### TASK DIRECTIONS
From the entries below, copy every line where the string "into" appears.

### RECORD LIST

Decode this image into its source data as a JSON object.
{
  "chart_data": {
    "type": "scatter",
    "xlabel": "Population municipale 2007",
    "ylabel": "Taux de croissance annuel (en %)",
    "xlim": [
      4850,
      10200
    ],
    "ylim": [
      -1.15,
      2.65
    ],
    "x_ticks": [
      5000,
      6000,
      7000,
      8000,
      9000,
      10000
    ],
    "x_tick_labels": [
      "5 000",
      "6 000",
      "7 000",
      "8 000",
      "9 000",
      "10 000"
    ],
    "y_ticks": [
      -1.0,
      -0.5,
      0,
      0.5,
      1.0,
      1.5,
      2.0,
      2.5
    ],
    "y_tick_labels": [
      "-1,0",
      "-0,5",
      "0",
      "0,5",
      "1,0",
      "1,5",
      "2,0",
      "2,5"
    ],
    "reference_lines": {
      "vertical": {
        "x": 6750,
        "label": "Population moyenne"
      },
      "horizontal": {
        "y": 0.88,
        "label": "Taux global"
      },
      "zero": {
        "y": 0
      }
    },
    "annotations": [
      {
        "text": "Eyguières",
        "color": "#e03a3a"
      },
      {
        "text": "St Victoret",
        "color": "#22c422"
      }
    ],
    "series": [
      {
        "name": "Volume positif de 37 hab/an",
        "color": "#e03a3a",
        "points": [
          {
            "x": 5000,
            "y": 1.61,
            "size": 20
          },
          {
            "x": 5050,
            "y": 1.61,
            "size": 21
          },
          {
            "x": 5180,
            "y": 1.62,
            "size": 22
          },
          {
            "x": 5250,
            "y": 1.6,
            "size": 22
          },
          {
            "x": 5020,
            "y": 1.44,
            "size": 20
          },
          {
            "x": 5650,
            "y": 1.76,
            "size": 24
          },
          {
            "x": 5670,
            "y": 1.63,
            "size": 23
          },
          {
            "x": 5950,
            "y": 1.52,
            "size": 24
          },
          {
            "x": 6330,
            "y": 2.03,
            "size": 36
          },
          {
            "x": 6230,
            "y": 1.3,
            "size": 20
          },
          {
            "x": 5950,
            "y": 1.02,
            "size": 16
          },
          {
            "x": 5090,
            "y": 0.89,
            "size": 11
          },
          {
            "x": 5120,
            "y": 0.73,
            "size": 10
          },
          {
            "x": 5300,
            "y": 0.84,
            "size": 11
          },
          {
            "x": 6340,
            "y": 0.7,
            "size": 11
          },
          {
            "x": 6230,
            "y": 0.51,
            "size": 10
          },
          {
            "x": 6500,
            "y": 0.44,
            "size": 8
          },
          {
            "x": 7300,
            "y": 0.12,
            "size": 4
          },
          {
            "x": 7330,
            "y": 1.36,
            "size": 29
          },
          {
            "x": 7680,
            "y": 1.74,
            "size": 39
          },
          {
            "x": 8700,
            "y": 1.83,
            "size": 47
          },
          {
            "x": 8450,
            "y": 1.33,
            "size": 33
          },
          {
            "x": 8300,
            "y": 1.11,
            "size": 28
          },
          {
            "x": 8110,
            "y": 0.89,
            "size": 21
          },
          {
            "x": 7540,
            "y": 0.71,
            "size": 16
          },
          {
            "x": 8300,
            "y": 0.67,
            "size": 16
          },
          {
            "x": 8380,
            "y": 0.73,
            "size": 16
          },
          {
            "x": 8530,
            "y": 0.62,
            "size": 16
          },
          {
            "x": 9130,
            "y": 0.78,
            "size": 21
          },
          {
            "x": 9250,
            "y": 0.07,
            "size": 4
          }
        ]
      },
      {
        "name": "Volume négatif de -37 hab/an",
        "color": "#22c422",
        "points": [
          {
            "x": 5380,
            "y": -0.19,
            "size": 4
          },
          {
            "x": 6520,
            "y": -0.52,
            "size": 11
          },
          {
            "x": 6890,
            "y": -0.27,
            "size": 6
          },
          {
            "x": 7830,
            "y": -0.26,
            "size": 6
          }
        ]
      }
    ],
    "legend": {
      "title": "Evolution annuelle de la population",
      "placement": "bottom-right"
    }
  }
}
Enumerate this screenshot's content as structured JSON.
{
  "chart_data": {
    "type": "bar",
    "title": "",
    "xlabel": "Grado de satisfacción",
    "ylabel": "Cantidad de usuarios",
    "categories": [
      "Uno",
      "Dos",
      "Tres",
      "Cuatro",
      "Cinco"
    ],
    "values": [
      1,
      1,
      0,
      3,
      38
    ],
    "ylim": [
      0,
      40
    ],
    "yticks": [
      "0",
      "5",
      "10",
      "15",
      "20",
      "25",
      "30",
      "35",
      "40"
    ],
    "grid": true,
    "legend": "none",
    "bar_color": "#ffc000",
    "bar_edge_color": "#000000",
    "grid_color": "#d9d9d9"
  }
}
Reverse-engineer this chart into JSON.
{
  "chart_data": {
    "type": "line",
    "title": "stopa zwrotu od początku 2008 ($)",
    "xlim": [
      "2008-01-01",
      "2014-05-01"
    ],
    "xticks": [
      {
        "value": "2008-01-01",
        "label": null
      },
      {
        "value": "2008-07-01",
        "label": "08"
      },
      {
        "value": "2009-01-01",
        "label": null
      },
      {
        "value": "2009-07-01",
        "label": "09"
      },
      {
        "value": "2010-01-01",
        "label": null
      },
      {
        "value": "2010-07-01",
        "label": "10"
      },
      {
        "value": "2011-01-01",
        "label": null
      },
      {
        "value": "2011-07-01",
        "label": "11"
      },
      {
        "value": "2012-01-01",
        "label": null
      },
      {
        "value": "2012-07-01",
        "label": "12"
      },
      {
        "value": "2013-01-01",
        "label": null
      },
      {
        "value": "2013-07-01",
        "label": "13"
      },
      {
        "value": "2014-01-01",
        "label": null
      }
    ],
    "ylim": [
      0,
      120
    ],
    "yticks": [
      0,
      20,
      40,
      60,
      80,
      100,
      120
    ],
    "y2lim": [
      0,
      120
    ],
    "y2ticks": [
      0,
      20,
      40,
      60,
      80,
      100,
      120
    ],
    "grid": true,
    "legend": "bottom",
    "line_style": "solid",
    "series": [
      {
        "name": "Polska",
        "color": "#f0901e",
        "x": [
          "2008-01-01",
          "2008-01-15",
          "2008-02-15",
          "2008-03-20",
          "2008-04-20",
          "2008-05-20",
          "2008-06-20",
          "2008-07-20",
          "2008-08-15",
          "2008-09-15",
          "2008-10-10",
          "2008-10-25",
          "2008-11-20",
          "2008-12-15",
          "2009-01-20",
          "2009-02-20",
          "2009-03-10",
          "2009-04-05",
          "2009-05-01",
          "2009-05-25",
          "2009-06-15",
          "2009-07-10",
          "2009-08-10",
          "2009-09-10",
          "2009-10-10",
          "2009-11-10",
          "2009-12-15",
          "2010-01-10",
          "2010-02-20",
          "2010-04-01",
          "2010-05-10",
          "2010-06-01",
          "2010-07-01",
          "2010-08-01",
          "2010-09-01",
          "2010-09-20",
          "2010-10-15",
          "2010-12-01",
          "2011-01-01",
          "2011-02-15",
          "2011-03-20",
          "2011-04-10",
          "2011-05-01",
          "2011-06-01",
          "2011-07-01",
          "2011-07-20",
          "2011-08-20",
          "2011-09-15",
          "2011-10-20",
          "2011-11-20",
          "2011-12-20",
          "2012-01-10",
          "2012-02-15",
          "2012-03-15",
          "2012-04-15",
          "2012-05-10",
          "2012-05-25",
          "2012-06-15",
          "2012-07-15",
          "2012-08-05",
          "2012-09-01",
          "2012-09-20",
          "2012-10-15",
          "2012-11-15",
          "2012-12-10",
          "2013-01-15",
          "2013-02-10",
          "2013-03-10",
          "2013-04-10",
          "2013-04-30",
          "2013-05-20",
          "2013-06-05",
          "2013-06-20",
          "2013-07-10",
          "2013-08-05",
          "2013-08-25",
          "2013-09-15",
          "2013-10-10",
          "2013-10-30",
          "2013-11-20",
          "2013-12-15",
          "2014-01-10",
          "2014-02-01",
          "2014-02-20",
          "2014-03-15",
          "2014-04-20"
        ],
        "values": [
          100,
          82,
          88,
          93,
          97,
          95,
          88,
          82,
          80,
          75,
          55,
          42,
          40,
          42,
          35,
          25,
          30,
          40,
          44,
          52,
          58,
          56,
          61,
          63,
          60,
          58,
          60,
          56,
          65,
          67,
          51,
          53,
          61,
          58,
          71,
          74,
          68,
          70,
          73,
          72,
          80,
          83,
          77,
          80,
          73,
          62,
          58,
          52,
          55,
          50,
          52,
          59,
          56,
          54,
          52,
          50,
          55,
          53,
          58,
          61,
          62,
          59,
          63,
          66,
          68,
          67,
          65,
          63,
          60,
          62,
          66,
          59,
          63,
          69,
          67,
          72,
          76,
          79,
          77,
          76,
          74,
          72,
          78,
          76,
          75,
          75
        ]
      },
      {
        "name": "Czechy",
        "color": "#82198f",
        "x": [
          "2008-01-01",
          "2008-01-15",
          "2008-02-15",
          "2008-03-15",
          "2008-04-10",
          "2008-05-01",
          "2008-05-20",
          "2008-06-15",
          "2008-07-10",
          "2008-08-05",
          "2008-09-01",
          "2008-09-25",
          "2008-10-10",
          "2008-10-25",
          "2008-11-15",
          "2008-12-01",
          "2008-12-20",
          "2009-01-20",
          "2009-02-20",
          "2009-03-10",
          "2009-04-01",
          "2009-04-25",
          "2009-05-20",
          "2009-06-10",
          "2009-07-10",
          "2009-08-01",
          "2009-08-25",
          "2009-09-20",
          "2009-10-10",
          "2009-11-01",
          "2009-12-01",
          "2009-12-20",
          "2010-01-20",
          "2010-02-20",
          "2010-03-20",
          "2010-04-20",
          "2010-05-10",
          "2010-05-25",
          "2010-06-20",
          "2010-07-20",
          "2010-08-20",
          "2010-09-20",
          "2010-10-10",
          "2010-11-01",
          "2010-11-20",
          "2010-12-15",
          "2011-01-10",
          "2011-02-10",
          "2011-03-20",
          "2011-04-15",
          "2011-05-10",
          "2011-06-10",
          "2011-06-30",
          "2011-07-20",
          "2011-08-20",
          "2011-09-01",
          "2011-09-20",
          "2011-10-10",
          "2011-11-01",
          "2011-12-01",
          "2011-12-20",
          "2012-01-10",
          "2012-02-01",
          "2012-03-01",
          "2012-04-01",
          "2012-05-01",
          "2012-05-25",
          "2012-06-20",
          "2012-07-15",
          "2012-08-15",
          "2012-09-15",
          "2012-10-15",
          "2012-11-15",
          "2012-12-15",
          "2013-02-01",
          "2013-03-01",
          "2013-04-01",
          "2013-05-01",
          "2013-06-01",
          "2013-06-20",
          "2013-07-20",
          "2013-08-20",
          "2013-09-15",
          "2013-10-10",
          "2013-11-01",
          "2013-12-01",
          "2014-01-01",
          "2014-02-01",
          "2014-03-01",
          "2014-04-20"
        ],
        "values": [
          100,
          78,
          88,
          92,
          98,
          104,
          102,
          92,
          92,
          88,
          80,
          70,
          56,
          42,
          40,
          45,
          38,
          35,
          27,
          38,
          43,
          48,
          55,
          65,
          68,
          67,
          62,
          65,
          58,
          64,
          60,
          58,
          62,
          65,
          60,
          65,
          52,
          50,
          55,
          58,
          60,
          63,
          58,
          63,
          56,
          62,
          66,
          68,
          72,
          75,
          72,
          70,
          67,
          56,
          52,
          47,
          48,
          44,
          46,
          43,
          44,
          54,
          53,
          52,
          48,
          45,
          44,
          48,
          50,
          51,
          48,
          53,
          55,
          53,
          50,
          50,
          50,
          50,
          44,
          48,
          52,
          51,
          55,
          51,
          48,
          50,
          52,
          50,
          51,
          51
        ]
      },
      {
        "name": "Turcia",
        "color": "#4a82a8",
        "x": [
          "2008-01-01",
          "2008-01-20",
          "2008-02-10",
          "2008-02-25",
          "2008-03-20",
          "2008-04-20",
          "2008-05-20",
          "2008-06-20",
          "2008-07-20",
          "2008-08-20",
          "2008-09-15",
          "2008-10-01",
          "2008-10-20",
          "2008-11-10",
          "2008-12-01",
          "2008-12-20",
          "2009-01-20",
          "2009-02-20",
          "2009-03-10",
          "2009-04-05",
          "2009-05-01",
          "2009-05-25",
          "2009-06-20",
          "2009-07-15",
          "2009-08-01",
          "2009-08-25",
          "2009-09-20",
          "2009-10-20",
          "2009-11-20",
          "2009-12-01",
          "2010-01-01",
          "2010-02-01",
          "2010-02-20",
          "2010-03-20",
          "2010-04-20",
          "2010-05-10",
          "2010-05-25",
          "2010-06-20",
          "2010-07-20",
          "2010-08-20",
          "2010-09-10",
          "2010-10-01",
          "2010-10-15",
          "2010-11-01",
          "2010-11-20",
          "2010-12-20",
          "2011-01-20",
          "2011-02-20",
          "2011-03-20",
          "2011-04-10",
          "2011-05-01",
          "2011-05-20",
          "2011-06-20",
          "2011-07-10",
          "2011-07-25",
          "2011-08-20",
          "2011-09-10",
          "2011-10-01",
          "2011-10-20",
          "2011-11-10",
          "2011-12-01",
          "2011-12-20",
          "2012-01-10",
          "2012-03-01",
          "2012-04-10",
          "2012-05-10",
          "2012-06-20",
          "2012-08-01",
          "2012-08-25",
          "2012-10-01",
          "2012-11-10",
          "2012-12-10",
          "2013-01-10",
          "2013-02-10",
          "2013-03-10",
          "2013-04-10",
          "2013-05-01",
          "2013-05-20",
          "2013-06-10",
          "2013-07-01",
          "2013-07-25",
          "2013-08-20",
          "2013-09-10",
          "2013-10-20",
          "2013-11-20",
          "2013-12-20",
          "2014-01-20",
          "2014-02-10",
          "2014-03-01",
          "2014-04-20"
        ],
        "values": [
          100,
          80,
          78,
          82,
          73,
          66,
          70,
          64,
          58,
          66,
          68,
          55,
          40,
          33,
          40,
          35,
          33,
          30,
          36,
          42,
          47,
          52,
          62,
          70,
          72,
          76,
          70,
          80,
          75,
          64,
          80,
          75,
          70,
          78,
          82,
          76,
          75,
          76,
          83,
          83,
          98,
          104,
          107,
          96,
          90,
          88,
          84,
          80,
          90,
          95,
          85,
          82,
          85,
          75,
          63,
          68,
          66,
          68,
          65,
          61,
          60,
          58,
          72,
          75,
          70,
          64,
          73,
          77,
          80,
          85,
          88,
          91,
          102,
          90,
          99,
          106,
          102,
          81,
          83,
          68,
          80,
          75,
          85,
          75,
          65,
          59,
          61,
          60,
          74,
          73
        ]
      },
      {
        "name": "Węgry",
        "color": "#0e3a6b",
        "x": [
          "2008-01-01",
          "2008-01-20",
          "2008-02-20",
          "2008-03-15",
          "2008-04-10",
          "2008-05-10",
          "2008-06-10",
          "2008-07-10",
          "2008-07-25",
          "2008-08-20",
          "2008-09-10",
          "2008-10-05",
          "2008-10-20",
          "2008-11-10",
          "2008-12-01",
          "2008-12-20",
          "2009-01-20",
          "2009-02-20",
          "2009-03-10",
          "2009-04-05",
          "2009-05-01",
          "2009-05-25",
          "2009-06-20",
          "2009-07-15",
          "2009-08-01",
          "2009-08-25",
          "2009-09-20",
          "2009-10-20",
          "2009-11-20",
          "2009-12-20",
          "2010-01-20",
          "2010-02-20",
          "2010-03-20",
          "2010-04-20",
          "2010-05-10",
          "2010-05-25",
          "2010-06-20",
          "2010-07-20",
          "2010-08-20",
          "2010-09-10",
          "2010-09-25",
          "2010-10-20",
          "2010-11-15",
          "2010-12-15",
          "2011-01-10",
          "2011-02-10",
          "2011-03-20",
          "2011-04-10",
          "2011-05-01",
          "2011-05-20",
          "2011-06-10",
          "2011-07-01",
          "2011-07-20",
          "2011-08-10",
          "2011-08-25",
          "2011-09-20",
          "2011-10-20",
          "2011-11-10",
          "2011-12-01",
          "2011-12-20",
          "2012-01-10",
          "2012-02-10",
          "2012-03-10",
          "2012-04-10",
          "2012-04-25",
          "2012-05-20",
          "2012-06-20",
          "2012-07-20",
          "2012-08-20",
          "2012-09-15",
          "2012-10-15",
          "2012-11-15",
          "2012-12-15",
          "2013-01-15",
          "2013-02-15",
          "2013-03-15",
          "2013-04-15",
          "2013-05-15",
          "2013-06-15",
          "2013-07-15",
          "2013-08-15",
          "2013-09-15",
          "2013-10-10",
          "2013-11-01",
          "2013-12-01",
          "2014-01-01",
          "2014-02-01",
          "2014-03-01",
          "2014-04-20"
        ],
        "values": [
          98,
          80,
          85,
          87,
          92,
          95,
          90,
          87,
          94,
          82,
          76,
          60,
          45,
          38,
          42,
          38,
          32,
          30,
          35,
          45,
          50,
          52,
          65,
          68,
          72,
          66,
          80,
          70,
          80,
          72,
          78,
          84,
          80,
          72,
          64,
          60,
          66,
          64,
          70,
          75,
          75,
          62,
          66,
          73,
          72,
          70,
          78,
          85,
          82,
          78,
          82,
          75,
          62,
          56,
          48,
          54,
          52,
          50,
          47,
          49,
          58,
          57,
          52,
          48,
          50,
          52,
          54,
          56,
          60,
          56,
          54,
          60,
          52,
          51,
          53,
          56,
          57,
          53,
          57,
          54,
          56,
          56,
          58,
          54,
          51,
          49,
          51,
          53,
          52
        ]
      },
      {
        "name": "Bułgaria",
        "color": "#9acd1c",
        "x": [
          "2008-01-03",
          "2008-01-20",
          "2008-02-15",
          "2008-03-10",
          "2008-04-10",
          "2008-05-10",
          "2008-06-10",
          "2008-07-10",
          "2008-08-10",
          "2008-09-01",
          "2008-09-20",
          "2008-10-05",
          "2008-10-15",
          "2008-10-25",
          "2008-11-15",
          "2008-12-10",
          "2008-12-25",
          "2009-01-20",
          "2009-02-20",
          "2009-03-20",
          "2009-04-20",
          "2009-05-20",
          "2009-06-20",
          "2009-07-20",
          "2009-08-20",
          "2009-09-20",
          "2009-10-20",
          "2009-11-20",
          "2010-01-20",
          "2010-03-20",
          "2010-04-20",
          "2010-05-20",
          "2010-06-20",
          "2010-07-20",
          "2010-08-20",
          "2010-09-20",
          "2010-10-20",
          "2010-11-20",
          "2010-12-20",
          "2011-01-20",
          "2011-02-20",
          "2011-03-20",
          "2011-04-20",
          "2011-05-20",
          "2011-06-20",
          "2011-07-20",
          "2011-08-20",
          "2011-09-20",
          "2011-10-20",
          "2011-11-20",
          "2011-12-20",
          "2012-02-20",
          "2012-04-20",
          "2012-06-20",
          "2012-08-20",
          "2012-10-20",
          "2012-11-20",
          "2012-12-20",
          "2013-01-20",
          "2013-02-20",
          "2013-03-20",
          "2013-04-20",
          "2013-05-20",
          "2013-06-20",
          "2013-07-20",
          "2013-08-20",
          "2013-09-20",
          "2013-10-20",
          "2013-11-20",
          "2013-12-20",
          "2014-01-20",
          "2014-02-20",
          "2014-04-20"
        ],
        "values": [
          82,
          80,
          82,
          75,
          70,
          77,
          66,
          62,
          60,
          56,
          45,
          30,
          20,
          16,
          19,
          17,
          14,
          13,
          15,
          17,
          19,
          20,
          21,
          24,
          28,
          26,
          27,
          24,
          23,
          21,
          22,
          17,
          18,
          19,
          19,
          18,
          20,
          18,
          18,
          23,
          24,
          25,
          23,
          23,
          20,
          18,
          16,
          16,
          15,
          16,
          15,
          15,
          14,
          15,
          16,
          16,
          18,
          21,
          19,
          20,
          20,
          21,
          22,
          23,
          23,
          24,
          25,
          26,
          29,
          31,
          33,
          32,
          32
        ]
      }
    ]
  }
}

### ANSWER TO THE TASK
Decode this image into its source data as a JSON object.
Reverse-engineer this chart into JSON.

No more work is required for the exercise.